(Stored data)
▼

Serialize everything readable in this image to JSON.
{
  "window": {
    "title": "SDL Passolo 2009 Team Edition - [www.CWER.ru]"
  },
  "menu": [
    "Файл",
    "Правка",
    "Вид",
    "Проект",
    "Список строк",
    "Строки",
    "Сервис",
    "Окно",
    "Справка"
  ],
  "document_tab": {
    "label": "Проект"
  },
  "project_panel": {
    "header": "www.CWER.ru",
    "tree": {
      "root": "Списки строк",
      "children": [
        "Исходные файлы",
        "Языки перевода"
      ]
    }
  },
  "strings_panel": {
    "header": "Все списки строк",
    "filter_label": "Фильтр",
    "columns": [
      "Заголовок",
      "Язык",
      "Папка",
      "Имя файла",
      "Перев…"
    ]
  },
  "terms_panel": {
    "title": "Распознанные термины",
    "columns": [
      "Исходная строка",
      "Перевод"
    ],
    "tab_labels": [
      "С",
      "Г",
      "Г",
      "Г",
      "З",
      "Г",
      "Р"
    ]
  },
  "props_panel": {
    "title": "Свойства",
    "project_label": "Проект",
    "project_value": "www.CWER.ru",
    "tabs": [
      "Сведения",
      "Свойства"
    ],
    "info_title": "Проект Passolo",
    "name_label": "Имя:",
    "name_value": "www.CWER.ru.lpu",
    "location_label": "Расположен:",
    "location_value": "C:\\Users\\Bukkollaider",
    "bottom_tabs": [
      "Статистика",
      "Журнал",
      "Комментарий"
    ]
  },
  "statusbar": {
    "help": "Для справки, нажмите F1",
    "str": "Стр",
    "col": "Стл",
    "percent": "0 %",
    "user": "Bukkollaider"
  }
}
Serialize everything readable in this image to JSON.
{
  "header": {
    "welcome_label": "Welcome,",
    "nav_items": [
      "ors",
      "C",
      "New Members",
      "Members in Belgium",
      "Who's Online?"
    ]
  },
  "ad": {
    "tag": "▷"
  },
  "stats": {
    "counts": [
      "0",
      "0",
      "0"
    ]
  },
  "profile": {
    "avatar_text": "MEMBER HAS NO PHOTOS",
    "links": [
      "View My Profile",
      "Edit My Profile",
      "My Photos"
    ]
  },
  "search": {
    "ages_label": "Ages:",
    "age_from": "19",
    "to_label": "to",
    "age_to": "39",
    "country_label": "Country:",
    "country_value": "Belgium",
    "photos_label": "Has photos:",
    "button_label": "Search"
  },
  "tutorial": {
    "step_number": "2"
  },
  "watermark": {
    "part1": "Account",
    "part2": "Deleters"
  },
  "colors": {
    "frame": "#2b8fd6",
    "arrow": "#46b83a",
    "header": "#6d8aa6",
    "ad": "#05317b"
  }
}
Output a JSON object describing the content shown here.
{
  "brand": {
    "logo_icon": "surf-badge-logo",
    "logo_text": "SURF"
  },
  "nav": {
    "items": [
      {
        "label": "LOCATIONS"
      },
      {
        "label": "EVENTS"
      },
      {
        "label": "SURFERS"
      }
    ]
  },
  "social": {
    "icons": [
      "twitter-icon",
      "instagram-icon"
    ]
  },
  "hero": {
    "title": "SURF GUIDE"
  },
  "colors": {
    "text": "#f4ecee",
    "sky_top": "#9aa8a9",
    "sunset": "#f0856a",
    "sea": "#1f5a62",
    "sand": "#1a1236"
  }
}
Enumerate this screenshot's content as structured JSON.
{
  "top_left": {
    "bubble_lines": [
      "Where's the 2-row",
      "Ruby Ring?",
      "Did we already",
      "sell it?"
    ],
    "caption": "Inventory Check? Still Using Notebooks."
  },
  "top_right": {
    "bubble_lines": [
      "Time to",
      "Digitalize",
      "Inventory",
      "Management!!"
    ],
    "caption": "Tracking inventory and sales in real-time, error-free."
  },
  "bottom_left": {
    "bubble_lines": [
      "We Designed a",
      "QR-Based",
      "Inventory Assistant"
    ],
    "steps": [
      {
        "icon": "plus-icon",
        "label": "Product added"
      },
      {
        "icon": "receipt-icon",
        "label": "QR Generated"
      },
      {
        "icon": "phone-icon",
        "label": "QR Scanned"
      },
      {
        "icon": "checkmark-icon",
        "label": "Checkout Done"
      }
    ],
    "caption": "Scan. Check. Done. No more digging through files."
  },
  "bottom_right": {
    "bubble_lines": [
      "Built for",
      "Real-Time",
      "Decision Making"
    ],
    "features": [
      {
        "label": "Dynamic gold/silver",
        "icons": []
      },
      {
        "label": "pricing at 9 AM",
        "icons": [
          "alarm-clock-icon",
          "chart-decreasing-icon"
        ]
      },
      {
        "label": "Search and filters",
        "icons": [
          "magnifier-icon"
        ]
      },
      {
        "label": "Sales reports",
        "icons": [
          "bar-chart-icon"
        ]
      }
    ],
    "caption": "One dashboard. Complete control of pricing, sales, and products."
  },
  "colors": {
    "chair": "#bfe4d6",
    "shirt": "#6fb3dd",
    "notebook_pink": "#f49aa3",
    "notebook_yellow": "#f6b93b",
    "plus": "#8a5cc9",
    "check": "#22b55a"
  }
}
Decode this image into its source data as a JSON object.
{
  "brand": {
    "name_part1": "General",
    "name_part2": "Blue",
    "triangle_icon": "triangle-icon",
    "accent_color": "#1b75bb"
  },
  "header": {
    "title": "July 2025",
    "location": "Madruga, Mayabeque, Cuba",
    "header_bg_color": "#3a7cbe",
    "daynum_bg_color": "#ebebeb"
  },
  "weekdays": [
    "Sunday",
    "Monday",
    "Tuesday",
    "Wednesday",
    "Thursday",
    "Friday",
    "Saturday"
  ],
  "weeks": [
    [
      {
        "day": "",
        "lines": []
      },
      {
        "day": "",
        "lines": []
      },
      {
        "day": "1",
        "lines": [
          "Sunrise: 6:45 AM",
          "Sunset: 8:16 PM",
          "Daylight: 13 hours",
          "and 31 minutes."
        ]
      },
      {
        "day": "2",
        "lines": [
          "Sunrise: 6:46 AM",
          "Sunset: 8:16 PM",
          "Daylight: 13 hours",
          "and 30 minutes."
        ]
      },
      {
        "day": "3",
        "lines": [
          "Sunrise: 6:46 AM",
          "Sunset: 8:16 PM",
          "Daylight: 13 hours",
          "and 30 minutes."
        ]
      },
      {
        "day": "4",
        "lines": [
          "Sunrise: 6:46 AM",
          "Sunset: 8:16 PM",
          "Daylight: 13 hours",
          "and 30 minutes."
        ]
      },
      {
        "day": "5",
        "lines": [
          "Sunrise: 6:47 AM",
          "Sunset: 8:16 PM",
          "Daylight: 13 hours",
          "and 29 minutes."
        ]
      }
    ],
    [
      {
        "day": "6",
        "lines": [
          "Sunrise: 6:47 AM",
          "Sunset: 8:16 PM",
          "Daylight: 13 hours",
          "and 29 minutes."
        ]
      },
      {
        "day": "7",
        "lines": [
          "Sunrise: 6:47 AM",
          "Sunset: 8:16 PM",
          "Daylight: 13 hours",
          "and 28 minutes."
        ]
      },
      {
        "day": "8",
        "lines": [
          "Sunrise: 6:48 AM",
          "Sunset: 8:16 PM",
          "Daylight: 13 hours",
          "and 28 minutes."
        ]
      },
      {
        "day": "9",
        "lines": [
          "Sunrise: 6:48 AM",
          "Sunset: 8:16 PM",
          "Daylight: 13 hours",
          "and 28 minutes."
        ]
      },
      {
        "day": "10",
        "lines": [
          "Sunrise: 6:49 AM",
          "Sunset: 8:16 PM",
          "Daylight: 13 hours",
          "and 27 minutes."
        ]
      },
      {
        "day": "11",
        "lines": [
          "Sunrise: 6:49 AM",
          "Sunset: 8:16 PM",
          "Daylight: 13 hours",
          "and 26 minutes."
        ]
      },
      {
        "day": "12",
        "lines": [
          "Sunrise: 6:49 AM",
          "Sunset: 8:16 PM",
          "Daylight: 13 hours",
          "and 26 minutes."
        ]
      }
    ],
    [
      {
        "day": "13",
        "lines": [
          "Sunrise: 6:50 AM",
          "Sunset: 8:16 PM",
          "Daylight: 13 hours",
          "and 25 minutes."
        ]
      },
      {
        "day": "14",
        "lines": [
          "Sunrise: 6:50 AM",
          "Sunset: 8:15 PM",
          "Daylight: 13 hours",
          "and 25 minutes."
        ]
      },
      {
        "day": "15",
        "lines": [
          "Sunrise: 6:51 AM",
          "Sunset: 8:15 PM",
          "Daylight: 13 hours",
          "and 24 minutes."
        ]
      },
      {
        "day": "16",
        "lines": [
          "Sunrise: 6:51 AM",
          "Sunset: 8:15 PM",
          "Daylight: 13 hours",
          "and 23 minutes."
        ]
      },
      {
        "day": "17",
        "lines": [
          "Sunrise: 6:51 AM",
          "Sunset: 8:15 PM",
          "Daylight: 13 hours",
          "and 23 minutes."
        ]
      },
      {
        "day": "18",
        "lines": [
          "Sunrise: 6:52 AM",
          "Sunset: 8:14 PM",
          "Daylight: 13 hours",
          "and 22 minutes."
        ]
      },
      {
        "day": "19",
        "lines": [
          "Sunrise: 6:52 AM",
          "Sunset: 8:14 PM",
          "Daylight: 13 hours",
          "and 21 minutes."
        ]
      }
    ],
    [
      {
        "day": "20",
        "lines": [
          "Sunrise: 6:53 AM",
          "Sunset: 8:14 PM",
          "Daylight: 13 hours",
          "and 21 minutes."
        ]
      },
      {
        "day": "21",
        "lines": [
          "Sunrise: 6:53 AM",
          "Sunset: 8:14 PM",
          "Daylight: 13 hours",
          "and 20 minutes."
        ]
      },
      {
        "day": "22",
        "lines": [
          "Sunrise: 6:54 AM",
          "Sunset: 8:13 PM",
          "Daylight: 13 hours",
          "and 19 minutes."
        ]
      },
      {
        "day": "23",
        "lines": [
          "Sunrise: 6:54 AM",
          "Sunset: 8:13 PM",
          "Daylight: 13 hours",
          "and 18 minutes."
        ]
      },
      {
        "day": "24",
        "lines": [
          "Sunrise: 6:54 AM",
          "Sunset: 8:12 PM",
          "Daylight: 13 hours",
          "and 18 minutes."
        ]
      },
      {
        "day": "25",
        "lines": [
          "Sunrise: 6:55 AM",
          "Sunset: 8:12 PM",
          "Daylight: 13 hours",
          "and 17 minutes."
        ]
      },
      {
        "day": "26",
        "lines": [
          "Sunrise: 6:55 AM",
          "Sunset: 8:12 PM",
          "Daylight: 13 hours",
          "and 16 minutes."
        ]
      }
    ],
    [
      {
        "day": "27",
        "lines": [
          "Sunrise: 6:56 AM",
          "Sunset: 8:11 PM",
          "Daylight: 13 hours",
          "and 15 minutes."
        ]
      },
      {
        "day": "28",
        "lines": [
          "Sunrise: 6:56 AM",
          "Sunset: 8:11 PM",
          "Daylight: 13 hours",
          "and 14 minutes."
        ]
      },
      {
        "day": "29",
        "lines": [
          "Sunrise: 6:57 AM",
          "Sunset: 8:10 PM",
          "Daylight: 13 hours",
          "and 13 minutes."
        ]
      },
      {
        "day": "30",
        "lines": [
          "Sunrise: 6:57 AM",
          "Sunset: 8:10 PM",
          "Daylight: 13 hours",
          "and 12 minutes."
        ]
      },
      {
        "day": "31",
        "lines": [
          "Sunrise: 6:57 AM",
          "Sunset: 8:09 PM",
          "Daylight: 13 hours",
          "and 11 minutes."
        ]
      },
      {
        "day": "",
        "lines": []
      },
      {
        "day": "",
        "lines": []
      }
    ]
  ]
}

▲

§ Exercise description
Go through the data above and find the lines with the word "CWER". Copy each of those lines.

§ Full output
    "title": "SDL Passolo 2009 Team Edition - [www.CWER.ru]"
    "header": "www.CWER.ru",
    "project_value": "www.CWER.ru",
    "name_value": "www.CWER.ru.lpu",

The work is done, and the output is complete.